YOUR GOAL: Omitting all pictures, print the lines of the listing from the one containing "Enumerate this screenshot's" through the final line, both ends included, with no other text.

Dataset excerpts

────────────────────

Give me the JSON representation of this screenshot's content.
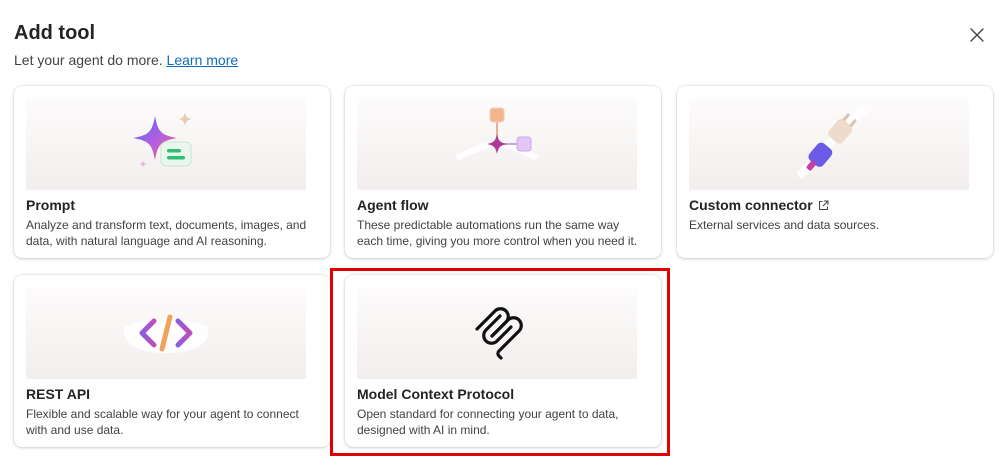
{
  "dialog": {
    "title": "Add tool",
    "subtitle": "Let your agent do more.",
    "learn_more": "Learn more",
    "close_icon": "close-icon"
  },
  "cards": [
    {
      "title": "Prompt",
      "description": "Analyze and transform text, documents, images, and data, with natural language and AI reasoning.",
      "icon": "sparkle-prompt-icon"
    },
    {
      "title": "Agent flow",
      "description": "These predictable automations run the same way each time, giving you more control when you need it.",
      "icon": "flow-icon"
    },
    {
      "title": "Custom connector",
      "description": "External services and data sources.",
      "icon": "plug-icon",
      "external_icon": "open-external-icon"
    },
    {
      "title": "REST API",
      "description": "Flexible and scalable way for your agent to connect with and use data.",
      "icon": "code-icon"
    },
    {
      "title": "Model Context Protocol",
      "description": "Open standard for connecting your agent to data, designed with AI in mind.",
      "icon": "mcp-icon",
      "selected": true
    }
  ],
  "colors": {
    "link": "#0f6cbd",
    "highlight": "#e00000"
  }
}
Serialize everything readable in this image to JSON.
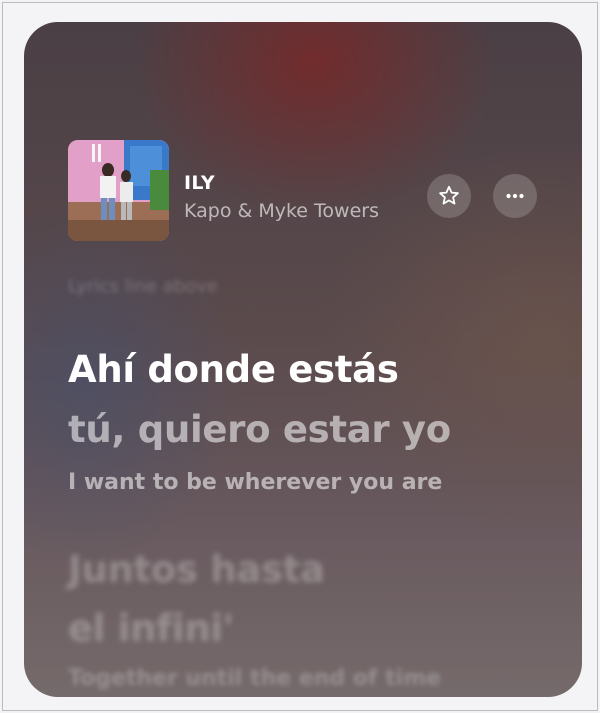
{
  "track": {
    "title": "ILY",
    "artist": "Kapo & Myke Towers"
  },
  "actions": {
    "favorite_icon": "star-icon",
    "more_icon": "ellipsis-icon"
  },
  "lyrics": {
    "previous_line": "Lyrics line above",
    "current_line": "Ahí donde estás",
    "next_line": "tú, quiero estar yo",
    "translation": "I want to be wherever you are",
    "upcoming_line_1": "Juntos hasta",
    "upcoming_line_2": "el infini'",
    "upcoming_translation": "Together until the end of time"
  },
  "colors": {
    "card_top": "#4a3f45",
    "card_accent_red": "#782828",
    "text_primary": "#ffffff"
  }
}
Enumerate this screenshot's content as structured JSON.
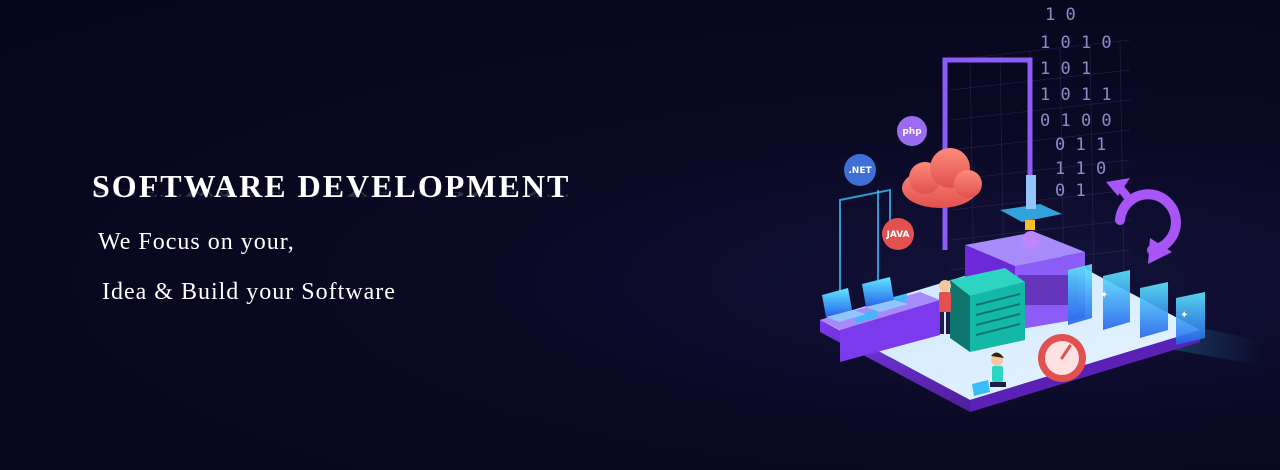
{
  "banner": {
    "headline": "SOFTWARE DEVELOPMENT",
    "tagline_line1": "We Focus on your,",
    "tagline_line2": "Idea & Build your Software"
  },
  "illustration": {
    "binary_rows": [
      "1 0",
      "1 0 1 0",
      "1 0 1",
      "1 0 1 1",
      "0 1 0 0",
      "0 1 1",
      "1 1 0",
      "0 1"
    ],
    "badges": [
      {
        "label": "php",
        "color": "#9b6cf0"
      },
      {
        "label": ".NET",
        "color": "#3f6fd6"
      },
      {
        "label": "JAVA",
        "color": "#e0514f"
      }
    ],
    "icons": [
      "cloud-icon",
      "laptop-icon",
      "gauge-icon",
      "refresh-arrow-icon"
    ]
  },
  "colors": {
    "background": "#07061a",
    "text": "#ffffff",
    "accent_purple": "#8b5cf6",
    "accent_blue": "#38bdf8",
    "accent_red": "#f05a5a"
  }
}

────────────────────

ANSWER TO THE TASK:
Enumerate this screenshot's content as structured JSON.
{
  "banner": {
    "headline": "SOFTWARE DEVELOPMENT",
    "tagline_line1": "We Focus on your,",
    "tagline_line2": "Idea & Build your Software"
  },
  "illustration": {
    "binary_rows": [
      "1 0",
      "1 0 1 0",
      "1 0 1",
      "1 0 1 1",
      "0 1 0 0",
      "0 1 1",
      "1 1 0",
      "0 1"
    ],
    "badges": [
      {
        "label": "php",
        "color": "#9b6cf0"
      },
      {
        "label": ".NET",
        "color": "#3f6fd6"
      },
      {
        "label": "JAVA",
        "color": "#e0514f"
      }
    ],
    "icons": [
      "cloud-icon",
      "laptop-icon",
      "gauge-icon",
      "refresh-arrow-icon"
    ]
  },
  "colors": {
    "background": "#07061a",
    "text": "#ffffff",
    "accent_purple": "#8b5cf6",
    "accent_blue": "#38bdf8",
    "accent_red": "#f05a5a"
  }
}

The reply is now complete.